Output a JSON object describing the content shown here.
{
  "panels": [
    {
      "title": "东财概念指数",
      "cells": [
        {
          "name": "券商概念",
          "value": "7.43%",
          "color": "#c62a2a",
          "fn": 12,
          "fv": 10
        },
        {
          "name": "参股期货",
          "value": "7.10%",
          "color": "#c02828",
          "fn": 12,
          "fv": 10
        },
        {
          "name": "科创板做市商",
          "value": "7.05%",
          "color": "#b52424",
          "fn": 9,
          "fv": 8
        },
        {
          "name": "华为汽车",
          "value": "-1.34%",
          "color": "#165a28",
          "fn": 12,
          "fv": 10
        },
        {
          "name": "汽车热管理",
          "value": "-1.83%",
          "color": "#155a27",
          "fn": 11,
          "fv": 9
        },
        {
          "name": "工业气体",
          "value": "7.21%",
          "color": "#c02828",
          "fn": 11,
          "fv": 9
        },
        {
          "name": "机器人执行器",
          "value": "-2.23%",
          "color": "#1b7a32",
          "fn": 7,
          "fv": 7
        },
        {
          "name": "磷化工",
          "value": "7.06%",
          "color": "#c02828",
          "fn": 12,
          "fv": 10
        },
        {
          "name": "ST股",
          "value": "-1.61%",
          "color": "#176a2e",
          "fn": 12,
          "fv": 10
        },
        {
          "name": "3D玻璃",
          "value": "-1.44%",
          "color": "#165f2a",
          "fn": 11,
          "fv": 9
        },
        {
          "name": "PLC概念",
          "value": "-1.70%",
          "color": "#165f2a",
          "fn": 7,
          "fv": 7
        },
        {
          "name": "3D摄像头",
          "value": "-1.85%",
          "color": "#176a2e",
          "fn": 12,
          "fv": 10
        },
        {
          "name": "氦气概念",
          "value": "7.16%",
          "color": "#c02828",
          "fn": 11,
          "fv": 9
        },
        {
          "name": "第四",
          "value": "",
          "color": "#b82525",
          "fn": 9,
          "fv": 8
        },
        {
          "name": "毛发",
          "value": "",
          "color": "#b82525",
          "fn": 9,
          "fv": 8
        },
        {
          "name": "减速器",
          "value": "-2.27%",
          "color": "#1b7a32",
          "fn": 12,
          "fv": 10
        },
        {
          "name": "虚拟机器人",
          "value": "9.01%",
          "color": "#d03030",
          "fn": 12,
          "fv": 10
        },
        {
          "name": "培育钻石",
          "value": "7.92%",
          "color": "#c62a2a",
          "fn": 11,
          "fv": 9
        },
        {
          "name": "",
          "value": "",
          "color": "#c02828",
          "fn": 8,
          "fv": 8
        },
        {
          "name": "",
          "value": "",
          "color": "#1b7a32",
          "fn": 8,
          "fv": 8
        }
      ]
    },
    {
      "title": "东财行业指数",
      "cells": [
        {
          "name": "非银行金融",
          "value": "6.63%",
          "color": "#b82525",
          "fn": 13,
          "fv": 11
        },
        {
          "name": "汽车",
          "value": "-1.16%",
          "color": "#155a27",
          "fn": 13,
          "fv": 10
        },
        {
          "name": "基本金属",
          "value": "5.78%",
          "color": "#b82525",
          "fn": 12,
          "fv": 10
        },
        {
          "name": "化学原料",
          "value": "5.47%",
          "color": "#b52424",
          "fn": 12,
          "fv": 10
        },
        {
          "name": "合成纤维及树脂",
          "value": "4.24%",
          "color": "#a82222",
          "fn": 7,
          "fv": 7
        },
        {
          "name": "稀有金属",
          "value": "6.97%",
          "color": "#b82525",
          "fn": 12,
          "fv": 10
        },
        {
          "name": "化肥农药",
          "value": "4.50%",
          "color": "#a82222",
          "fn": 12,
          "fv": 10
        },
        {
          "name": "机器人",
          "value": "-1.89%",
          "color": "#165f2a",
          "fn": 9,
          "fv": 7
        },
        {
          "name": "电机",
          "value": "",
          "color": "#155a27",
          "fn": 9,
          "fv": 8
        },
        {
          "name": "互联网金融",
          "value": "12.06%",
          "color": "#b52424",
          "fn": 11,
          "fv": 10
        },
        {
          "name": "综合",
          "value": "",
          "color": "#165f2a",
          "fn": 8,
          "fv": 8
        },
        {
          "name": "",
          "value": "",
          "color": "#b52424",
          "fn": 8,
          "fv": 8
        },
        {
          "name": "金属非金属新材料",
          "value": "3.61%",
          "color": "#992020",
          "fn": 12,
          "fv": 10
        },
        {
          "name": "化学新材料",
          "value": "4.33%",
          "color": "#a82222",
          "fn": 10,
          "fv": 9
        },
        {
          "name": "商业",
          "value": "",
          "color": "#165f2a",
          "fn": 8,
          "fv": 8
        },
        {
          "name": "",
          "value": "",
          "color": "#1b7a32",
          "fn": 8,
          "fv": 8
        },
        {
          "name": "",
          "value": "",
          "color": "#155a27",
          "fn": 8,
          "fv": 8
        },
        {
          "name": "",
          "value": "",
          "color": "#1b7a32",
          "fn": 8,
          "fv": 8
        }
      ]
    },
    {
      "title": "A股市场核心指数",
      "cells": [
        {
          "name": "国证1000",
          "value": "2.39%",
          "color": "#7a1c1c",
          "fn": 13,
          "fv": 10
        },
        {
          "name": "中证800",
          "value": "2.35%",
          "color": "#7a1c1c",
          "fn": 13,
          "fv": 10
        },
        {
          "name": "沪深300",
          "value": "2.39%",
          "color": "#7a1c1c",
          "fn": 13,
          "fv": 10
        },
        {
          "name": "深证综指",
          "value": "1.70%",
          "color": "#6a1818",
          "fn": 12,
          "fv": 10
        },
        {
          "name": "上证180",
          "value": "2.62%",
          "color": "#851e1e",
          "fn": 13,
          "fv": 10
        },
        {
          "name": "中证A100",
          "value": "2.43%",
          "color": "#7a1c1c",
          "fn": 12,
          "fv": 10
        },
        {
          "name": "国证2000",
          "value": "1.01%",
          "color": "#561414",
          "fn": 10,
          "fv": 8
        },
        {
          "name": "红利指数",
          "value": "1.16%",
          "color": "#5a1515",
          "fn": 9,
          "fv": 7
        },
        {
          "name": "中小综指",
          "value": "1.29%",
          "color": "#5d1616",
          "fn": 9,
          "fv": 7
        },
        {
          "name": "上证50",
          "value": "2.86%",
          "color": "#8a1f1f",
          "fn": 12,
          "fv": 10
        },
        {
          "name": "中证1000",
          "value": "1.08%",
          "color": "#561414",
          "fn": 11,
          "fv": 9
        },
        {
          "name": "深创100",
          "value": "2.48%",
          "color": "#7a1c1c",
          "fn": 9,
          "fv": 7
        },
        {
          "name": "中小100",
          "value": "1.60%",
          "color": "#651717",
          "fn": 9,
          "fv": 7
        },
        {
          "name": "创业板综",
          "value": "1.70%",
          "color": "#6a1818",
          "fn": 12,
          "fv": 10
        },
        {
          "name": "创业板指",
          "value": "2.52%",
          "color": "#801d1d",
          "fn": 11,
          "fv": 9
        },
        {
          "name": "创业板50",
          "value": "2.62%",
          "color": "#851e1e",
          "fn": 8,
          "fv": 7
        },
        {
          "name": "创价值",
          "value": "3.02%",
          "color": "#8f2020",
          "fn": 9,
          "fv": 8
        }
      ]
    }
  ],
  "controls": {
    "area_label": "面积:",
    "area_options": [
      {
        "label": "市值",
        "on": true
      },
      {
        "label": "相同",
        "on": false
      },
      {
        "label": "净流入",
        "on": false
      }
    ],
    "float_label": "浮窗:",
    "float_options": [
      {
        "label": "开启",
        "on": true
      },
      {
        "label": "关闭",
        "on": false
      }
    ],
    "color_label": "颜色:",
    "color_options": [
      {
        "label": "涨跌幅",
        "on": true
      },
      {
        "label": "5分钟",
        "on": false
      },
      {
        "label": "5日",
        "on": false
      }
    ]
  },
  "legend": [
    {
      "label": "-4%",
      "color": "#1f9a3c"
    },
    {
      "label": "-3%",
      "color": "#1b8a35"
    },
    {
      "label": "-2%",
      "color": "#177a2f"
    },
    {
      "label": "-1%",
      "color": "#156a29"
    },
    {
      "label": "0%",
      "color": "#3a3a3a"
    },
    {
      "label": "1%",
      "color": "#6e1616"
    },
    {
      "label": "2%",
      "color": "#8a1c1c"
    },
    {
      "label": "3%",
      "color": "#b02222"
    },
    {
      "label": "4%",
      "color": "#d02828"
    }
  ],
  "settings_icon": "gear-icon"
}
========================
▶ WHAT TO DO:
Using the records above, gather all lines where the string "title" is present.

▶ WORKED SOLUTION:
      "title": "东财概念指数",
      "title": "东财行业指数",
      "title": "A股市场核心指数",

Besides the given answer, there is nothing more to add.